-- begin Material provided --
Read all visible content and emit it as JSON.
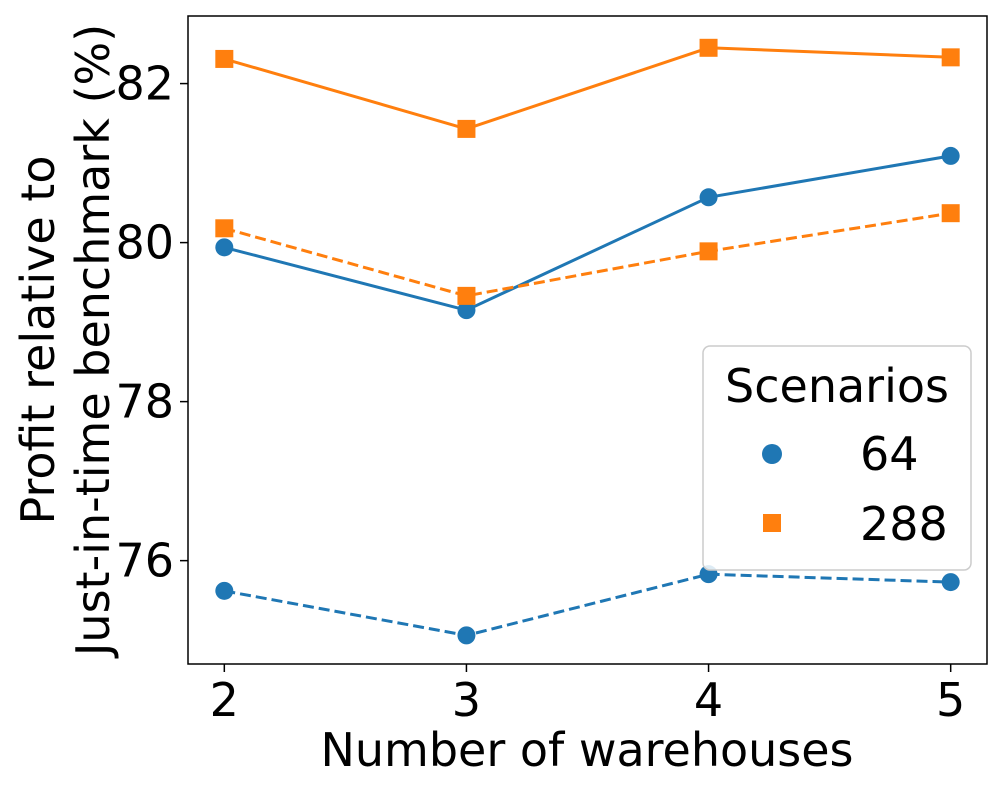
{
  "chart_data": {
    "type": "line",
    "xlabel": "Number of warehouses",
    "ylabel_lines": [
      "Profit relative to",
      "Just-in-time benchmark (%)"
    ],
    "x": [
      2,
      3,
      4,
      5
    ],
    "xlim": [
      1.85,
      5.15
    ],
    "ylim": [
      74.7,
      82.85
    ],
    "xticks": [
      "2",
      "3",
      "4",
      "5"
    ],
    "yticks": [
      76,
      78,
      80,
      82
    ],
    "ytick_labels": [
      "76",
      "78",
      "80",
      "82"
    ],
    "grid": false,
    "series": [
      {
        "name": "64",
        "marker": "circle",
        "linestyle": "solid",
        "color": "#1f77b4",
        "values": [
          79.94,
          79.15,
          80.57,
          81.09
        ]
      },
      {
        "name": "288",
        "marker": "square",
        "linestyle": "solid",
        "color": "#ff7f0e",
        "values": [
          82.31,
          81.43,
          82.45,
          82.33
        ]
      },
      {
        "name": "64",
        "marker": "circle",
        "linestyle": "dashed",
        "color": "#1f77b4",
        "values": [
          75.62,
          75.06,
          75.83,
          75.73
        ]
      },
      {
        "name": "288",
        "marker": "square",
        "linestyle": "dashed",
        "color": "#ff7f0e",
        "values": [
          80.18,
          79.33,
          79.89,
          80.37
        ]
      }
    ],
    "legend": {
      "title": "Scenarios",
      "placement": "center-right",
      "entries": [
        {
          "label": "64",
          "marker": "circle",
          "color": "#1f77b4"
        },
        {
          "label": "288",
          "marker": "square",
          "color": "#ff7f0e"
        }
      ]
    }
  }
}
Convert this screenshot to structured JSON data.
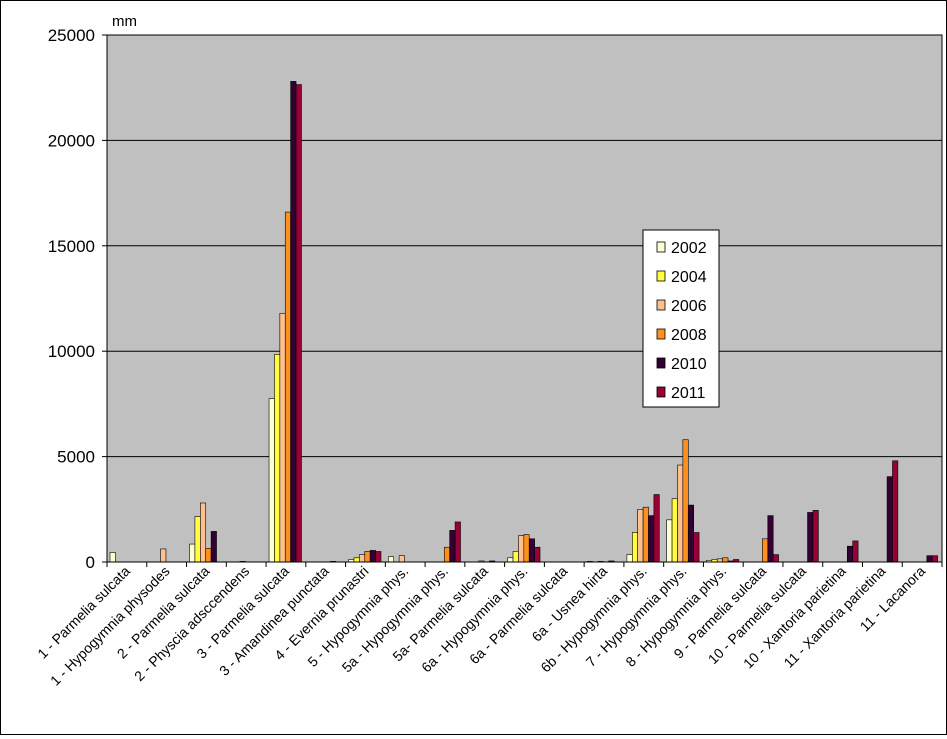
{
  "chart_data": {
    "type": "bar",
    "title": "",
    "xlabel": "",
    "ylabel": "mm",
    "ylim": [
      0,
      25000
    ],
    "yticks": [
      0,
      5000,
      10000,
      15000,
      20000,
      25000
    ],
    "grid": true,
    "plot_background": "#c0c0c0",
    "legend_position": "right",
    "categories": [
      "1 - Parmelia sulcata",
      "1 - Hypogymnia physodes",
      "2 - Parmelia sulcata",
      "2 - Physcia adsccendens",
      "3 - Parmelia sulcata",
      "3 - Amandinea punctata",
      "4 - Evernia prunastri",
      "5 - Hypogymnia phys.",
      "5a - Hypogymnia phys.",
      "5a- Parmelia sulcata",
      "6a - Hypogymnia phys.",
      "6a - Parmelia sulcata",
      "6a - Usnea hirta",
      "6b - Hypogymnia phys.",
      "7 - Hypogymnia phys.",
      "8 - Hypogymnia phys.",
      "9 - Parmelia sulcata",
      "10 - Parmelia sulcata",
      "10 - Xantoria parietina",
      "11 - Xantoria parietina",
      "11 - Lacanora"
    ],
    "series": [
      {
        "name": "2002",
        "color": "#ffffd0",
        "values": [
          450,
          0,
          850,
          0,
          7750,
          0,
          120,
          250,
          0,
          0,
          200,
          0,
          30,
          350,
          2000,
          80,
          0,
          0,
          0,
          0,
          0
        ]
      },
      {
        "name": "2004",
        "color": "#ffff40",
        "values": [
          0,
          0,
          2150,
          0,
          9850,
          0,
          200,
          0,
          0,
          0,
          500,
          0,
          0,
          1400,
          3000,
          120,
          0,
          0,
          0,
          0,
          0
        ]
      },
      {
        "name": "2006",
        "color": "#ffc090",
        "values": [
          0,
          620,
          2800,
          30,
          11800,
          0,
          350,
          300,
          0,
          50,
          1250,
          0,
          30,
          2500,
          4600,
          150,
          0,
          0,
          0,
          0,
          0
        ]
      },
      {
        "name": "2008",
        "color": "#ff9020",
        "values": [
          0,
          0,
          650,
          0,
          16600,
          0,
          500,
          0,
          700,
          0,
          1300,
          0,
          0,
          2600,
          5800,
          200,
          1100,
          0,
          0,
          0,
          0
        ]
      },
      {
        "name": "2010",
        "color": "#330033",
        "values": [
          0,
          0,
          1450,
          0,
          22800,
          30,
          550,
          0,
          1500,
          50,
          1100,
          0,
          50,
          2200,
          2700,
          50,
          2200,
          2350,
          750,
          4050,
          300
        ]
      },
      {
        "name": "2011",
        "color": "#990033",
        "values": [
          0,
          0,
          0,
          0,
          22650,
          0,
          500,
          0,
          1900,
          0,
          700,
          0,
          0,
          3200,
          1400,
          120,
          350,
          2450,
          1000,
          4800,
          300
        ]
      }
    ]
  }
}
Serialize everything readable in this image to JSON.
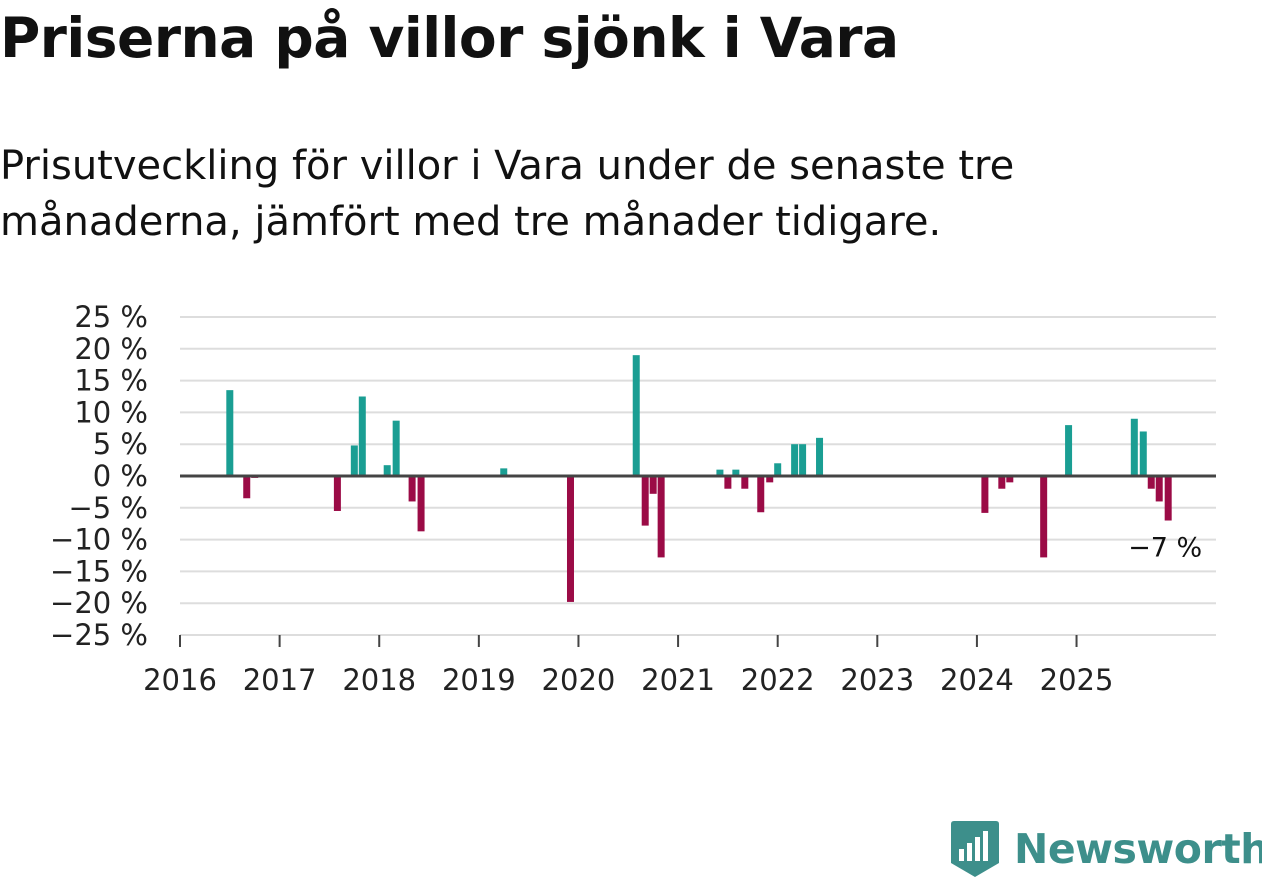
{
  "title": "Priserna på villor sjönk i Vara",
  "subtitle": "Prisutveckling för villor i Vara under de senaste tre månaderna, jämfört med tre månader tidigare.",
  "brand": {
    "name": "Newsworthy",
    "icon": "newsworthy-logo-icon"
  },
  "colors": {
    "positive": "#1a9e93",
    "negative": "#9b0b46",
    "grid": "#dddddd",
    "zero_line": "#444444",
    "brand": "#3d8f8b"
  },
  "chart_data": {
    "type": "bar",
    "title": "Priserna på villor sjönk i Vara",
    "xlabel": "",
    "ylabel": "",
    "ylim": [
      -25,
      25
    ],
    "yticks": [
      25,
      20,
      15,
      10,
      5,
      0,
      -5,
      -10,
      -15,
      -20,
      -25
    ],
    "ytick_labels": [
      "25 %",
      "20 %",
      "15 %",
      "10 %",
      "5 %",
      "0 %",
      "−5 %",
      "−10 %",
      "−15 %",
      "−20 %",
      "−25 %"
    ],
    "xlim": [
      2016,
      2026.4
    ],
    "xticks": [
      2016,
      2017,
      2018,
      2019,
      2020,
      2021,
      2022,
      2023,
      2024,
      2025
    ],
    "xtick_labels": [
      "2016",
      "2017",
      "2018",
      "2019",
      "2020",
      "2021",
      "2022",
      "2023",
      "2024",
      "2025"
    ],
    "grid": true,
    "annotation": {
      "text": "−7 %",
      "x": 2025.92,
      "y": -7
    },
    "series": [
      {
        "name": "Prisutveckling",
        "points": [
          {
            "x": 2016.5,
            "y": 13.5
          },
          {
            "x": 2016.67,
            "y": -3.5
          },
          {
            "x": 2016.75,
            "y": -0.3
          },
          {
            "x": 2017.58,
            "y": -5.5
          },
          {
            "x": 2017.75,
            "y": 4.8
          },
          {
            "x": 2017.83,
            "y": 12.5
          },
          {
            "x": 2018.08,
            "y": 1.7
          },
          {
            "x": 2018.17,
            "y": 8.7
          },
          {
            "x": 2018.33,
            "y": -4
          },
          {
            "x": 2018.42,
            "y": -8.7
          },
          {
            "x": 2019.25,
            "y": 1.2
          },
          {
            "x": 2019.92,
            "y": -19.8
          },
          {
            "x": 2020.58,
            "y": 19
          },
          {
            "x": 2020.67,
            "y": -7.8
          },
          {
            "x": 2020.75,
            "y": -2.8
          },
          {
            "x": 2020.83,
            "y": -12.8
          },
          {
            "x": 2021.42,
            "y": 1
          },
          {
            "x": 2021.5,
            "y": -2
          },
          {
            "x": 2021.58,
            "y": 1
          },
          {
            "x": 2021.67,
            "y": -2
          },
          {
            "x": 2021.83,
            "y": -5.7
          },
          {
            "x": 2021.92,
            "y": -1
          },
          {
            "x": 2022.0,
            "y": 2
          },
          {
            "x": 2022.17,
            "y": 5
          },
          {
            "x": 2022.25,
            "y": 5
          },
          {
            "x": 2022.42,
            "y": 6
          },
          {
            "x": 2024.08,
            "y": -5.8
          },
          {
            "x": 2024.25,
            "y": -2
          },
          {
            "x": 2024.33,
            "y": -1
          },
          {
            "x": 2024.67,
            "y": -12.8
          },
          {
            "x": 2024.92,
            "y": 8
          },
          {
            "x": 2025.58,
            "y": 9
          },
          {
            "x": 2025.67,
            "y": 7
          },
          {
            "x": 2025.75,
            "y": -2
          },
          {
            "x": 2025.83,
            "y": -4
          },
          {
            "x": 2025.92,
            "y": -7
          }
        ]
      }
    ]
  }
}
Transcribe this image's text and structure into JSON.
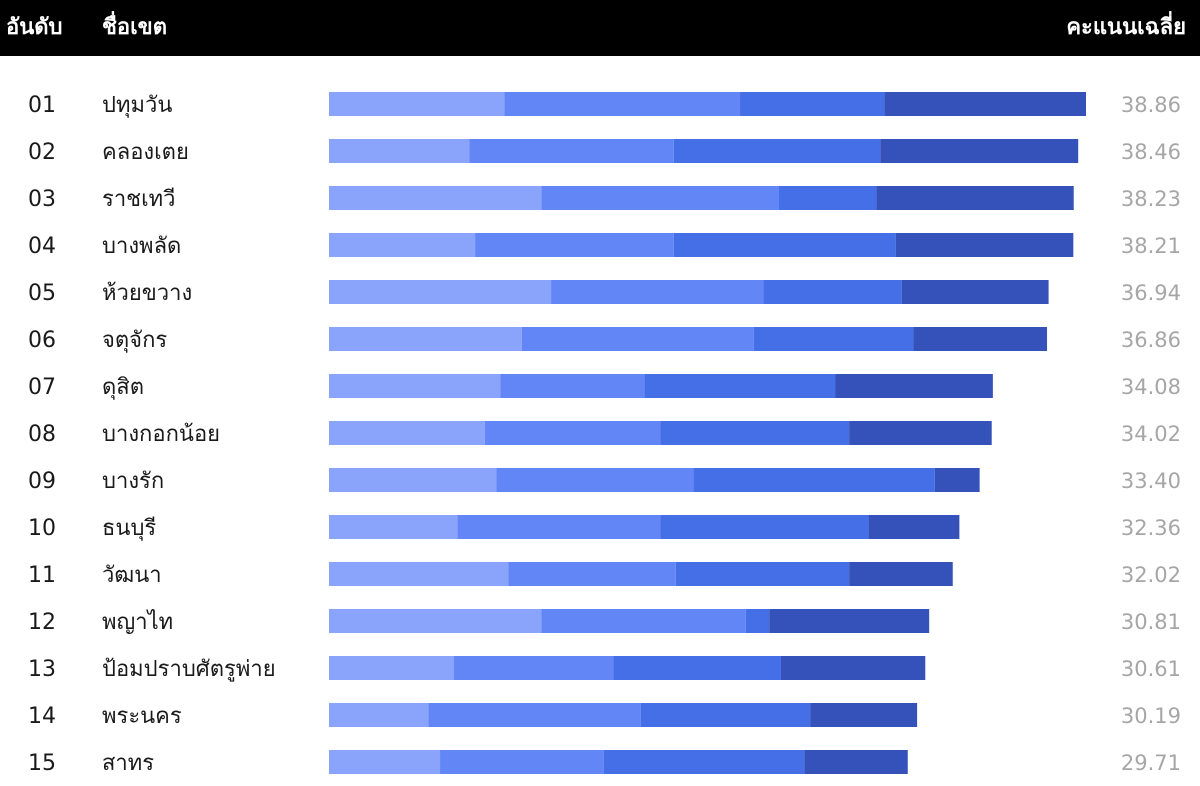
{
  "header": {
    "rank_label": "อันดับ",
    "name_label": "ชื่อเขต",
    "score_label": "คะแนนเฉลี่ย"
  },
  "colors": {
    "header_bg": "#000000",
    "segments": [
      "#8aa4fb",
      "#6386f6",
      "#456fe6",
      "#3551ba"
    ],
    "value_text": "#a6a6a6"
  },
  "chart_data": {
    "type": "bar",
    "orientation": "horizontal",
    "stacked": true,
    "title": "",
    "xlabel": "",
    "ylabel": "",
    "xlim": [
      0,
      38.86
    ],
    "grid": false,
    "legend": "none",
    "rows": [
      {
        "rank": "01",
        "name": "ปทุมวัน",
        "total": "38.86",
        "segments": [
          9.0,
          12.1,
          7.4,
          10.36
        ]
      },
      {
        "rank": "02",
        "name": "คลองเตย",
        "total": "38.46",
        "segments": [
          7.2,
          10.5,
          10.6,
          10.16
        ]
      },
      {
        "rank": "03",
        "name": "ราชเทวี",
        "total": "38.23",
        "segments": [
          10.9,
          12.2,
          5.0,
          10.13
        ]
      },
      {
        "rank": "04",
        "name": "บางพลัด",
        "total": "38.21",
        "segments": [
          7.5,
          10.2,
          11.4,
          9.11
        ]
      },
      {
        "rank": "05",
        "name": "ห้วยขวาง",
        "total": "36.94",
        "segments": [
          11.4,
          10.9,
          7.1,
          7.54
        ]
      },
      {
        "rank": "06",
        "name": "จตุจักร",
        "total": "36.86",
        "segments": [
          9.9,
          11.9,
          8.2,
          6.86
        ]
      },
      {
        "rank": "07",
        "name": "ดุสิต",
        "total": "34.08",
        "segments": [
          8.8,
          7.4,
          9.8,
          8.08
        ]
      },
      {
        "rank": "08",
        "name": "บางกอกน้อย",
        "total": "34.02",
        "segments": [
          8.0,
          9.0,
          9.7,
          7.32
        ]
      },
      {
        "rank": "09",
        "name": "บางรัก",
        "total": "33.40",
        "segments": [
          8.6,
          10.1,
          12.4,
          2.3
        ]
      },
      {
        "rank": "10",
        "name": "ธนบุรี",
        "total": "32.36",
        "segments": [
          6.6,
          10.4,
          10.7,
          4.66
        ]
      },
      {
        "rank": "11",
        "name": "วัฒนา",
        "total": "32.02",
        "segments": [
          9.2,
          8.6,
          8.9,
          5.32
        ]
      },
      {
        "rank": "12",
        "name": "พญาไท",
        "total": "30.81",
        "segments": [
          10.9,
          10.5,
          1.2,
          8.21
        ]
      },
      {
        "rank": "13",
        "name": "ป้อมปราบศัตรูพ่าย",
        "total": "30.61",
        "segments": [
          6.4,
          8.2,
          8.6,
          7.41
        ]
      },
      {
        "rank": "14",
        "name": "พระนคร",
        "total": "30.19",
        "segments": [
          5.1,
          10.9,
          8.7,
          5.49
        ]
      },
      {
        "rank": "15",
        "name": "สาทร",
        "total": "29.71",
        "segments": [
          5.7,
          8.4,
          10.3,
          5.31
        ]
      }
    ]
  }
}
-- end Material provided --
- What is asked -
Where a line holds "Prisutveckling", copy that line.

- Task response -
  "subtitle": "Prisutveckling för villor i Vara under de senaste tre månaderna, jämfört med tre månader tidigare.",
        "name": "Prisutveckling",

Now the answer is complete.